— EXERCISE DIRECTIONS —
Extract every line below that contains the word "text".

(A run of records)
━━━━━━━━━━━━━━━━━━━━━━━━━━━━━━
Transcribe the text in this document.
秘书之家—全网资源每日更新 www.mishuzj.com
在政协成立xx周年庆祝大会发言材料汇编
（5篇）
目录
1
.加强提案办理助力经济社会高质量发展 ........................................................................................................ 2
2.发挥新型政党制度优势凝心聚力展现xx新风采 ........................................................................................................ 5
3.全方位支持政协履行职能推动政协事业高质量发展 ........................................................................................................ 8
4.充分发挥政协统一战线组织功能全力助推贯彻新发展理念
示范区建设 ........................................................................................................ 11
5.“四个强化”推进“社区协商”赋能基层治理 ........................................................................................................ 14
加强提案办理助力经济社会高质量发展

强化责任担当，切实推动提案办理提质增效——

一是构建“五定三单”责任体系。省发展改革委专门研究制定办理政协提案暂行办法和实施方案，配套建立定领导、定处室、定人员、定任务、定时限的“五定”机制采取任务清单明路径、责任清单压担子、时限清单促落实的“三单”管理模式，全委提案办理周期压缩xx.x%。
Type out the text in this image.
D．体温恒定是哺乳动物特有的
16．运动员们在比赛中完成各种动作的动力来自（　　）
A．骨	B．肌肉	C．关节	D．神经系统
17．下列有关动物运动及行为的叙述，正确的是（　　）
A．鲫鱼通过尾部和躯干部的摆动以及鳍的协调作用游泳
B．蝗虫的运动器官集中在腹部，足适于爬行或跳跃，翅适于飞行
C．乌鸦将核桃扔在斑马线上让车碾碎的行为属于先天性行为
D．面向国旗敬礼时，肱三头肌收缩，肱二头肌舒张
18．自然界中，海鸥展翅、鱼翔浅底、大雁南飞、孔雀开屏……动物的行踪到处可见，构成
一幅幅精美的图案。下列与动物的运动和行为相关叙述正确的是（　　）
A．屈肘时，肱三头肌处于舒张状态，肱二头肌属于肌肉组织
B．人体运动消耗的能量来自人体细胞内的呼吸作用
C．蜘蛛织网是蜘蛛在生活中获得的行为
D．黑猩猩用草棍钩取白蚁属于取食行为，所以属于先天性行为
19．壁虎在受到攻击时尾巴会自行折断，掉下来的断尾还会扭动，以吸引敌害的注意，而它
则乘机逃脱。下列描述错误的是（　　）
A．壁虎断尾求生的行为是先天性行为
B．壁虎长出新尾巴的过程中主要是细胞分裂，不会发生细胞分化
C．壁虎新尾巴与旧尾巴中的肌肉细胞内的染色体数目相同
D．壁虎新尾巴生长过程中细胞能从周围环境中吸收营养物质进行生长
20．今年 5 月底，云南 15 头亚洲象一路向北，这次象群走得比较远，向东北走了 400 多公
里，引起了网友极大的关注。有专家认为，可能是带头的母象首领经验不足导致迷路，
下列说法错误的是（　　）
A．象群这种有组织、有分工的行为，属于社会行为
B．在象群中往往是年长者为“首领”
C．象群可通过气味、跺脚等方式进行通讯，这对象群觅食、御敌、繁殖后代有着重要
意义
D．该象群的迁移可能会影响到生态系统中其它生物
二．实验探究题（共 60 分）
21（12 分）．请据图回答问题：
━━━━━━━━━━━━━━━━━━━━━━━━━━━━━━
— FINAL RESULT —
Transcribe the text in this document.
Type out the text in this image.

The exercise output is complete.